Records

★ ★ ★ ★

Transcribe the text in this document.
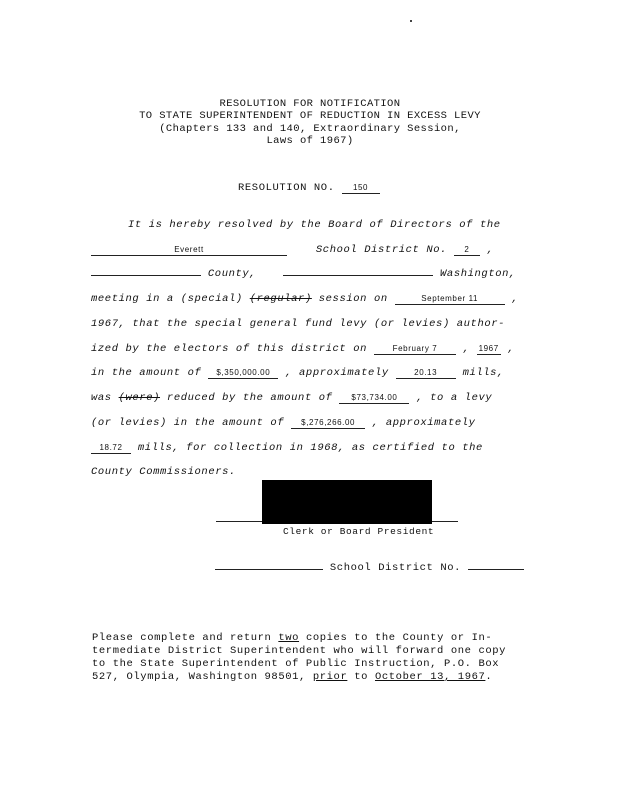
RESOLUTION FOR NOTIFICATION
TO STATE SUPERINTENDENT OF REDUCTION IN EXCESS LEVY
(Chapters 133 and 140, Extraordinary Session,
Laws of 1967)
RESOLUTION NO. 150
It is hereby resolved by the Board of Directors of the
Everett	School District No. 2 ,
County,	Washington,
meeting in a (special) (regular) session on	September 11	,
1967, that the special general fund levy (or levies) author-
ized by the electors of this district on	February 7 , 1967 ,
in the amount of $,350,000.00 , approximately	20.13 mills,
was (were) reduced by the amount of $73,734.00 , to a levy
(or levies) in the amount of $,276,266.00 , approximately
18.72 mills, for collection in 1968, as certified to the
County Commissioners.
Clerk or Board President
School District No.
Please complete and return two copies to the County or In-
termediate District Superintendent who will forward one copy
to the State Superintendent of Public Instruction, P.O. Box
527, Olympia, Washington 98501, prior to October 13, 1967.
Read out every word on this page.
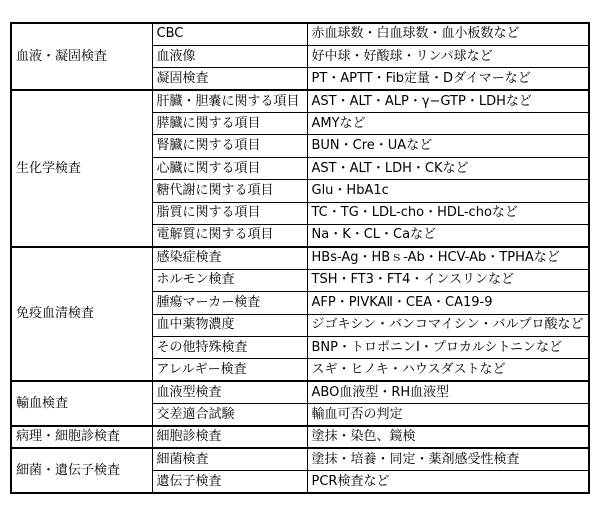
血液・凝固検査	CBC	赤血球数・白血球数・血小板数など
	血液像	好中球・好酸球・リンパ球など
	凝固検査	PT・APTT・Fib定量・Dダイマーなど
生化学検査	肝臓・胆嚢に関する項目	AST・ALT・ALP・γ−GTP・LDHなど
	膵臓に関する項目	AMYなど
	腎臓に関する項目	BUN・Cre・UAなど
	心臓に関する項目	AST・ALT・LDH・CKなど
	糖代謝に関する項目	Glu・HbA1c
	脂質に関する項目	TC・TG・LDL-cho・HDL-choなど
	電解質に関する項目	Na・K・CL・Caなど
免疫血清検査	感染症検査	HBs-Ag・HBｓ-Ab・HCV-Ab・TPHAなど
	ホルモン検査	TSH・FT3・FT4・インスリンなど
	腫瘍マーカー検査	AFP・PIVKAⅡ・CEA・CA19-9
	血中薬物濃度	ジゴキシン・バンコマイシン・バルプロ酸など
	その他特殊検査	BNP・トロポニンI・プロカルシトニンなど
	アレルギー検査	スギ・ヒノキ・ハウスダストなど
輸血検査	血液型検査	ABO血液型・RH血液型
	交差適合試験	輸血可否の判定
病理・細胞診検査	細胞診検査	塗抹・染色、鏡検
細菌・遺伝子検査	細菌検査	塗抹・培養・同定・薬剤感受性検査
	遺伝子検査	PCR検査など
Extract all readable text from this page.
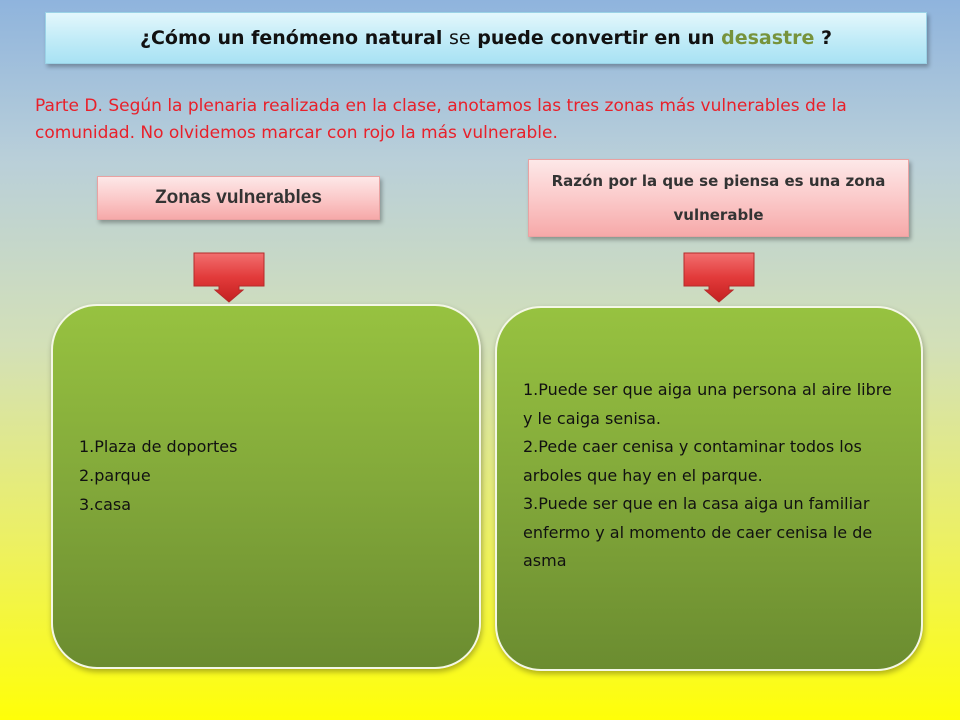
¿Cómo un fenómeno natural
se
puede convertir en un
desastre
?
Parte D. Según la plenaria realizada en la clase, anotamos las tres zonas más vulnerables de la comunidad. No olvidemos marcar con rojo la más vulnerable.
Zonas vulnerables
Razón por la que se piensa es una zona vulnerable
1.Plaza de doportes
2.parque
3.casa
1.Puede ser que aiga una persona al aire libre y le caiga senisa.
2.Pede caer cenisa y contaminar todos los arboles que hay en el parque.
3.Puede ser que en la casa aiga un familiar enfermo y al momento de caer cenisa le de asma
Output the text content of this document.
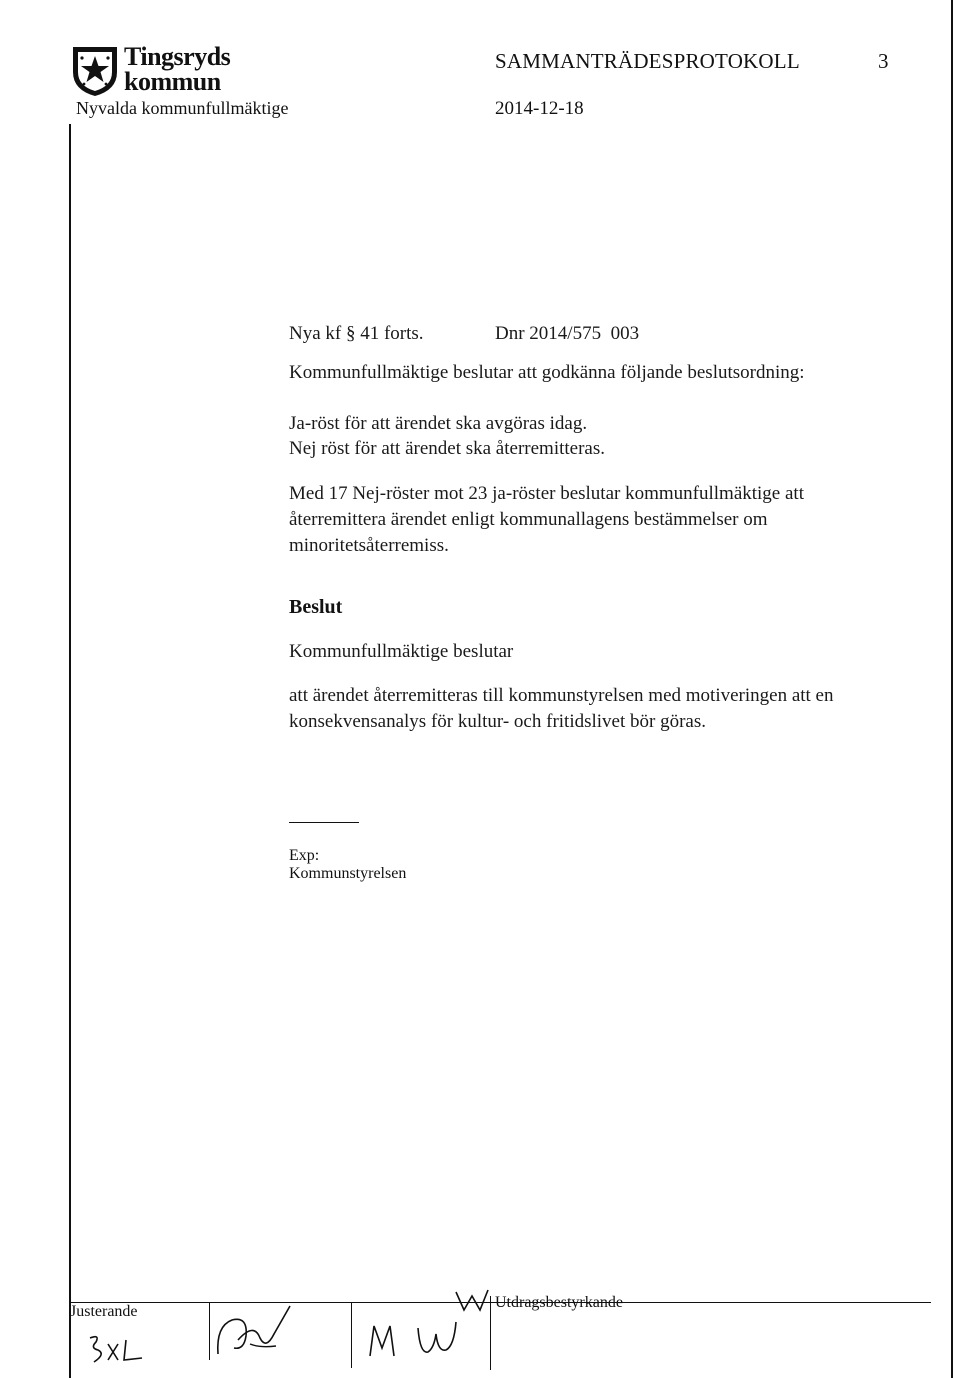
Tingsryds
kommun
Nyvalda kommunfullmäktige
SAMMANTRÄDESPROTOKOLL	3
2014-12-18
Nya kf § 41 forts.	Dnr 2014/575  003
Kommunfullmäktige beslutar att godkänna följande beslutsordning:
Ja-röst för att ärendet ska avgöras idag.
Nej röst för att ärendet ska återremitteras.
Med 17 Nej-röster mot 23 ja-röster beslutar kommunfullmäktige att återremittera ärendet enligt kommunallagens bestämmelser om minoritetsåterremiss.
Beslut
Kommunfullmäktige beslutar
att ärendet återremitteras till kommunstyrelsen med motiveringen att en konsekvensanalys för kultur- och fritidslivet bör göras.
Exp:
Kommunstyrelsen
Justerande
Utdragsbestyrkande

★ ★ ★ ★

*Task prompt*
Set down the complete material exactly, but do not include the images.

*Answer for this exercise*
Transcribe the text in this document.
RESOLUTION FOR NOTIFICATION
TO STATE SUPERINTENDENT OF REDUCTION IN EXCESS LEVY
(Chapters 133 and 140, Extraordinary Session,
Laws of 1967)
RESOLUTION NO. 150
It is hereby resolved by the Board of Directors of the
Everett	School District No. 2 ,
County,	Washington,
meeting in a (special) (regular) session on	September 11	,
1967, that the special general fund levy (or levies) author-
ized by the electors of this district on	February 7 , 1967 ,
in the amount of $,350,000.00 , approximately	20.13 mills,
was (were) reduced by the amount of $73,734.00 , to a levy
(or levies) in the amount of $,276,266.00 , approximately
18.72 mills, for collection in 1968, as certified to the
County Commissioners.
Clerk or Board President
School District No.
Please complete and return two copies to the County or In-
termediate District Superintendent who will forward one copy
to the State Superintendent of Public Instruction, P.O. Box
527, Olympia, Washington 98501, prior to October 13, 1967.
Read out every word on this page.
血液・凝固検査	CBC	赤血球数・白血球数・血小板数など
	血液像	好中球・好酸球・リンパ球など
	凝固検査	PT・APTT・Fib定量・Dダイマーなど
生化学検査	肝臓・胆嚢に関する項目	AST・ALT・ALP・γ−GTP・LDHなど
	膵臓に関する項目	AMYなど
	腎臓に関する項目	BUN・Cre・UAなど
	心臓に関する項目	AST・ALT・LDH・CKなど
	糖代謝に関する項目	Glu・HbA1c
	脂質に関する項目	TC・TG・LDL-cho・HDL-choなど
	電解質に関する項目	Na・K・CL・Caなど
免疫血清検査	感染症検査	HBs-Ag・HBｓ-Ab・HCV-Ab・TPHAなど
	ホルモン検査	TSH・FT3・FT4・インスリンなど
	腫瘍マーカー検査	AFP・PIVKAⅡ・CEA・CA19-9
	血中薬物濃度	ジゴキシン・バンコマイシン・バルプロ酸など
	その他特殊検査	BNP・トロポニンI・プロカルシトニンなど
	アレルギー検査	スギ・ヒノキ・ハウスダストなど
輸血検査	血液型検査	ABO血液型・RH血液型
	交差適合試験	輸血可否の判定
病理・細胞診検査	細胞診検査	塗抹・染色、鏡検
細菌・遺伝子検査	細菌検査	塗抹・培養・同定・薬剤感受性検査
	遺伝子検査	PCR検査など
Extract all readable text from this page.
¿Cómo un fenómeno natural
se
puede convertir en un
desastre
?
Parte D. Según la plenaria realizada en la clase, anotamos las tres zonas más vulnerables de la comunidad. No olvidemos marcar con rojo la más vulnerable.
Zonas vulnerables
Razón por la que se piensa es una zona vulnerable
1.Plaza de doportes
2.parque
3.casa
1.Puede ser que aiga una persona al aire libre y le caiga senisa.
2.Pede caer cenisa y contaminar todos los arboles que hay en el parque.
3.Puede ser que en la casa aiga un familiar enfermo y al momento de caer cenisa le de asma
Output the text content of this document.
Tingsryds
kommun
Nyvalda kommunfullmäktige
SAMMANTRÄDESPROTOKOLL	3
2014-12-18
Nya kf § 41 forts.	Dnr 2014/575  003
Kommunfullmäktige beslutar att godkänna följande beslutsordning:
Ja-röst för att ärendet ska avgöras idag.
Nej röst för att ärendet ska återremitteras.
Med 17 Nej-röster mot 23 ja-röster beslutar kommunfullmäktige att återremittera ärendet enligt kommunallagens bestämmelser om minoritetsåterremiss.
Beslut
Kommunfullmäktige beslutar
att ärendet återremitteras till kommunstyrelsen med motiveringen att en konsekvensanalys för kultur- och fritidslivet bör göras.
Exp:
Kommunstyrelsen
Justerande
Utdragsbestyrkande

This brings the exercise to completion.